To be done –
Gather up the lines that contain "title".
┌─ Extracted entries
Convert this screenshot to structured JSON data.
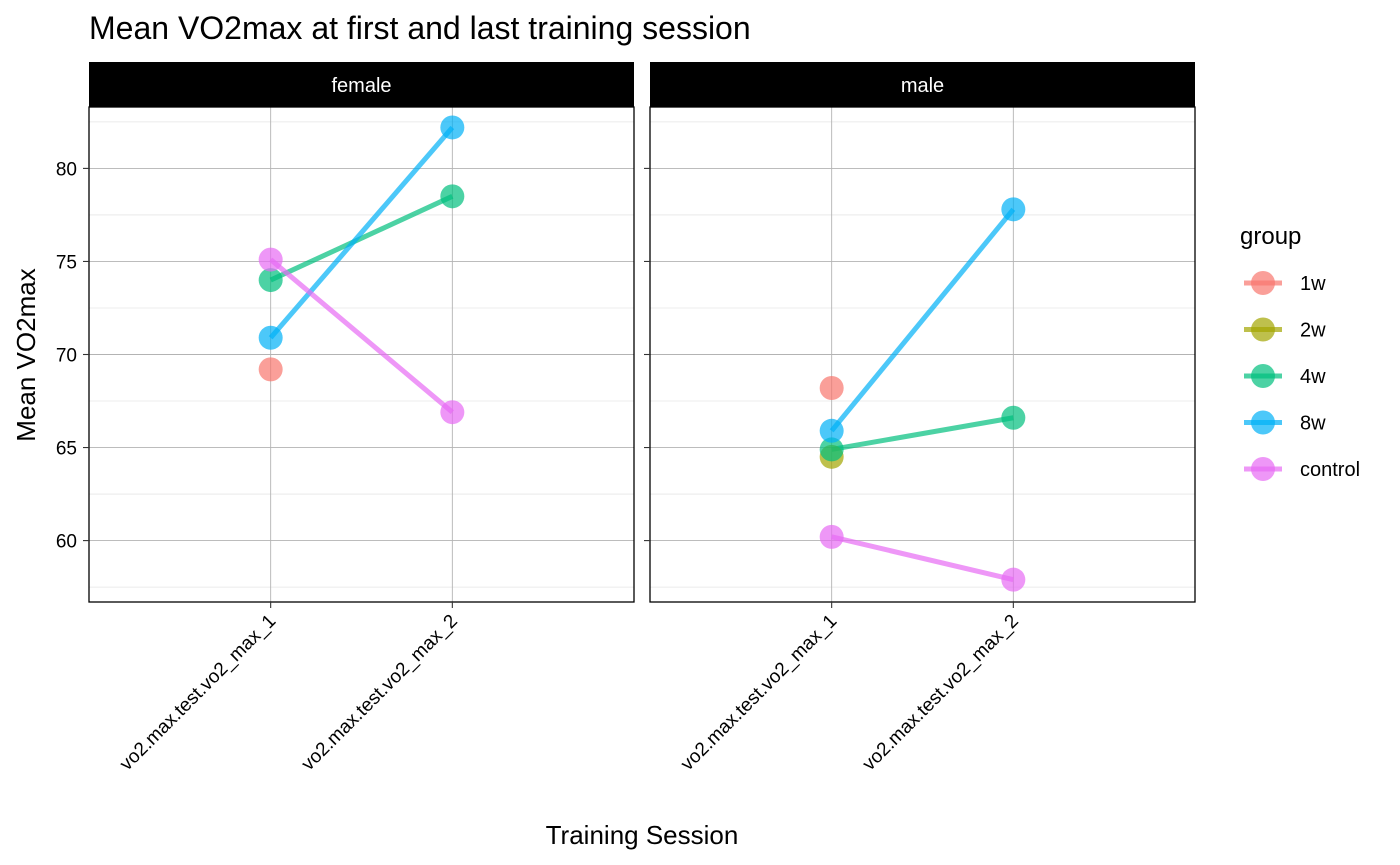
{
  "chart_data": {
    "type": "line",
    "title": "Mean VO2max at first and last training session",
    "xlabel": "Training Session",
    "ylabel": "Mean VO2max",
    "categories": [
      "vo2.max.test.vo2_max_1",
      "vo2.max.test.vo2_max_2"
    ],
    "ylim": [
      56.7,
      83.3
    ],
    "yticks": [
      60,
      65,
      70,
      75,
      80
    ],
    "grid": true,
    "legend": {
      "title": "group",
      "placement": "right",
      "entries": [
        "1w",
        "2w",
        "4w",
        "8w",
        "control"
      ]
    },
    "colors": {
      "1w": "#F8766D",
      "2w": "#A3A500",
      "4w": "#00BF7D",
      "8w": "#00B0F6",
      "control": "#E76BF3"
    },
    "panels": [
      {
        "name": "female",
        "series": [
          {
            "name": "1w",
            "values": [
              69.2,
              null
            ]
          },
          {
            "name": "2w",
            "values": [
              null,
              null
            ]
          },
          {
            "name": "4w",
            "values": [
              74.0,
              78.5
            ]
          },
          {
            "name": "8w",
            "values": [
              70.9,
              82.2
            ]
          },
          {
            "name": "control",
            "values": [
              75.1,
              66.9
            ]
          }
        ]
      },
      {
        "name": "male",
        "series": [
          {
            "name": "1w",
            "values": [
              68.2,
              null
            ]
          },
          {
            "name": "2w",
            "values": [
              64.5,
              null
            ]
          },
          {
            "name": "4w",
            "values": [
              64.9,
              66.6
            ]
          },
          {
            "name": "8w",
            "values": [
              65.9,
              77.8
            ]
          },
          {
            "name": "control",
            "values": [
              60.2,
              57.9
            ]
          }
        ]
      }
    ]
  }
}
└─
Answer to the task –
    "title": "Mean VO2max at first and last training session",
      "title": "group",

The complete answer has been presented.